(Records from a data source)
################

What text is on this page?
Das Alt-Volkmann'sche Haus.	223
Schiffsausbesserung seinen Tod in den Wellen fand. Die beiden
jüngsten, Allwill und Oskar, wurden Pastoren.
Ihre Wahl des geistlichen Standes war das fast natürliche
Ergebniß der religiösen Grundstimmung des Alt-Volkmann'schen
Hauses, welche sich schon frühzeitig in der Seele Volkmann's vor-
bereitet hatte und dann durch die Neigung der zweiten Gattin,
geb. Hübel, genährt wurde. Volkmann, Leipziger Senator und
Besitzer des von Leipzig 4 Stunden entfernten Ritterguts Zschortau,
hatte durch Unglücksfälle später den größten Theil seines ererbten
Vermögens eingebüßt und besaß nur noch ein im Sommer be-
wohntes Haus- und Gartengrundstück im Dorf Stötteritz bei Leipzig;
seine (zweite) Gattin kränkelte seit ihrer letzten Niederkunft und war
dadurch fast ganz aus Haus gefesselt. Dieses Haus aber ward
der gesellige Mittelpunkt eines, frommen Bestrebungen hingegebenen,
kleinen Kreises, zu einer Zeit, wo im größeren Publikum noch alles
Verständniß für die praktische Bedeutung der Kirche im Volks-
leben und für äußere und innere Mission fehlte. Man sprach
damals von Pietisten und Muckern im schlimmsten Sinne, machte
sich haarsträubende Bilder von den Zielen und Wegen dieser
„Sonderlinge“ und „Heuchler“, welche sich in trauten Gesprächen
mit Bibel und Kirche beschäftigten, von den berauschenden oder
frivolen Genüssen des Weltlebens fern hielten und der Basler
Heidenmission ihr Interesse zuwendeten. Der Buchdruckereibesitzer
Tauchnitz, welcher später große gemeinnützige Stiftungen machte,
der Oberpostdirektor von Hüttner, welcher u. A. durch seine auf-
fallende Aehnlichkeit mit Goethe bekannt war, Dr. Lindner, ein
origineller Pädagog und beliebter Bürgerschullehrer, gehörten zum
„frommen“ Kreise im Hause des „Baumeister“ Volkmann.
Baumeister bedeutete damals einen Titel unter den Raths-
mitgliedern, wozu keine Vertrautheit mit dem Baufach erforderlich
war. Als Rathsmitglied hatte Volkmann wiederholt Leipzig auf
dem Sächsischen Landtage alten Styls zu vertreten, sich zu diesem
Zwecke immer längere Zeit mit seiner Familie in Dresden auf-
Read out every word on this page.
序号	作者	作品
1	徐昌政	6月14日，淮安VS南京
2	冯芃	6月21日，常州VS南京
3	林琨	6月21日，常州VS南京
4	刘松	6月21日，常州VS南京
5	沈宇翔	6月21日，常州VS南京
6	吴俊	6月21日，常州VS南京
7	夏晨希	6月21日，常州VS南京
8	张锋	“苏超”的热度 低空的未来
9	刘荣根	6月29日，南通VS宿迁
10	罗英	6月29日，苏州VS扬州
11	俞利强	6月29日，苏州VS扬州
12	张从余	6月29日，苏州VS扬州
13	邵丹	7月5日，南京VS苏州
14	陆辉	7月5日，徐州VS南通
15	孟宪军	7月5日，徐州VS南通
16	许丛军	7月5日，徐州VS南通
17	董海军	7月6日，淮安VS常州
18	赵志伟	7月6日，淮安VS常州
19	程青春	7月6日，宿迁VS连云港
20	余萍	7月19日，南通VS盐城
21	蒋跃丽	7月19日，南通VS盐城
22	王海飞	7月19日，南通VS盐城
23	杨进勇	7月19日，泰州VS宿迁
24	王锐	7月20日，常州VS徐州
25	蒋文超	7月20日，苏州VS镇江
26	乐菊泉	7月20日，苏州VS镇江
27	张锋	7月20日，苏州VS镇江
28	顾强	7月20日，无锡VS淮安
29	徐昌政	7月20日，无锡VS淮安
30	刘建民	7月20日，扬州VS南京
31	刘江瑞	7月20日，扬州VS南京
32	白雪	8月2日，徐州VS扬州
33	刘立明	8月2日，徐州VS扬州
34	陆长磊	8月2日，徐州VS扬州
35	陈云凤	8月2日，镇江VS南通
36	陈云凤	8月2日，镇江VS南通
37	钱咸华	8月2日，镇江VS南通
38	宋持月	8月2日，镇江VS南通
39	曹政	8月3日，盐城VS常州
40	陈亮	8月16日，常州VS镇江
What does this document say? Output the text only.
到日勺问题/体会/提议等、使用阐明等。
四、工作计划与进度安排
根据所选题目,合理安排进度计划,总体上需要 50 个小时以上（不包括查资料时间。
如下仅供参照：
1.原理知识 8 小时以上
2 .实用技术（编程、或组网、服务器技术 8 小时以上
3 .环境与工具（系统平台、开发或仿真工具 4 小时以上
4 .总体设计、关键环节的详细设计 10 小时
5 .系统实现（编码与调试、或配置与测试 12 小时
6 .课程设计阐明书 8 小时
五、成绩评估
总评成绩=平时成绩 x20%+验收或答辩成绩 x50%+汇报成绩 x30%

################

• [WHAT TO PRODUCE]:
Write the data back out verbatim.

• [FINISHED EXERCISE]:
What text is on this page?
Das Alt-Volkmann'sche Haus.	223
Schiffsausbesserung seinen Tod in den Wellen fand. Die beiden
jüngsten, Allwill und Oskar, wurden Pastoren.
Ihre Wahl des geistlichen Standes war das fast natürliche
Ergebniß der religiösen Grundstimmung des Alt-Volkmann'schen
Hauses, welche sich schon frühzeitig in der Seele Volkmann's vor-
bereitet hatte und dann durch die Neigung der zweiten Gattin,
geb. Hübel, genährt wurde. Volkmann, Leipziger Senator und
Besitzer des von Leipzig 4 Stunden entfernten Ritterguts Zschortau,
hatte durch Unglücksfälle später den größten Theil seines ererbten
Vermögens eingebüßt und besaß nur noch ein im Sommer be-
wohntes Haus- und Gartengrundstück im Dorf Stötteritz bei Leipzig;
seine (zweite) Gattin kränkelte seit ihrer letzten Niederkunft und war
dadurch fast ganz aus Haus gefesselt. Dieses Haus aber ward
der gesellige Mittelpunkt eines, frommen Bestrebungen hingegebenen,
kleinen Kreises, zu einer Zeit, wo im größeren Publikum noch alles
Verständniß für die praktische Bedeutung der Kirche im Volks-
leben und für äußere und innere Mission fehlte. Man sprach
damals von Pietisten und Muckern im schlimmsten Sinne, machte
sich haarsträubende Bilder von den Zielen und Wegen dieser
„Sonderlinge“ und „Heuchler“, welche sich in trauten Gesprächen
mit Bibel und Kirche beschäftigten, von den berauschenden oder
frivolen Genüssen des Weltlebens fern hielten und der Basler
Heidenmission ihr Interesse zuwendeten. Der Buchdruckereibesitzer
Tauchnitz, welcher später große gemeinnützige Stiftungen machte,
der Oberpostdirektor von Hüttner, welcher u. A. durch seine auf-
fallende Aehnlichkeit mit Goethe bekannt war, Dr. Lindner, ein
origineller Pädagog und beliebter Bürgerschullehrer, gehörten zum
„frommen“ Kreise im Hause des „Baumeister“ Volkmann.
Baumeister bedeutete damals einen Titel unter den Raths-
mitgliedern, wozu keine Vertrautheit mit dem Baufach erforderlich
war. Als Rathsmitglied hatte Volkmann wiederholt Leipzig auf
dem Sächsischen Landtage alten Styls zu vertreten, sich zu diesem
Zwecke immer längere Zeit mit seiner Familie in Dresden auf-
Read out every word on this page.
序号	作者	作品
1	徐昌政	6月14日，淮安VS南京
2	冯芃	6月21日，常州VS南京
3	林琨	6月21日，常州VS南京
4	刘松	6月21日，常州VS南京
5	沈宇翔	6月21日，常州VS南京
6	吴俊	6月21日，常州VS南京
7	夏晨希	6月21日，常州VS南京
8	张锋	“苏超”的热度 低空的未来
9	刘荣根	6月29日，南通VS宿迁
10	罗英	6月29日，苏州VS扬州
11	俞利强	6月29日，苏州VS扬州
12	张从余	6月29日，苏州VS扬州
13	邵丹	7月5日，南京VS苏州
14	陆辉	7月5日，徐州VS南通
15	孟宪军	7月5日，徐州VS南通
16	许丛军	7月5日，徐州VS南通
17	董海军	7月6日，淮安VS常州
18	赵志伟	7月6日，淮安VS常州
19	程青春	7月6日，宿迁VS连云港
20	余萍	7月19日，南通VS盐城
21	蒋跃丽	7月19日，南通VS盐城
22	王海飞	7月19日，南通VS盐城
23	杨进勇	7月19日，泰州VS宿迁
24	王锐	7月20日，常州VS徐州
25	蒋文超	7月20日，苏州VS镇江
26	乐菊泉	7月20日，苏州VS镇江
27	张锋	7月20日，苏州VS镇江
28	顾强	7月20日，无锡VS淮安
29	徐昌政	7月20日，无锡VS淮安
30	刘建民	7月20日，扬州VS南京
31	刘江瑞	7月20日，扬州VS南京
32	白雪	8月2日，徐州VS扬州
33	刘立明	8月2日，徐州VS扬州
34	陆长磊	8月2日，徐州VS扬州
35	陈云凤	8月2日，镇江VS南通
36	陈云凤	8月2日，镇江VS南通
37	钱咸华	8月2日，镇江VS南通
38	宋持月	8月2日，镇江VS南通
39	曹政	8月3日，盐城VS常州
40	陈亮	8月16日，常州VS镇江
What does this document say? Output the text only.
到日勺问题/体会/提议等、使用阐明等。
四、工作计划与进度安排
根据所选题目,合理安排进度计划,总体上需要 50 个小时以上（不包括查资料时间。
如下仅供参照：
1.原理知识 8 小时以上
2 .实用技术（编程、或组网、服务器技术 8 小时以上
3 .环境与工具（系统平台、开发或仿真工具 4 小时以上
4 .总体设计、关键环节的详细设计 10 小时
5 .系统实现（编码与调试、或配置与测试 12 小时
6 .课程设计阐明书 8 小时
五、成绩评估
总评成绩=平时成绩 x20%+验收或答辩成绩 x50%+汇报成绩 x30%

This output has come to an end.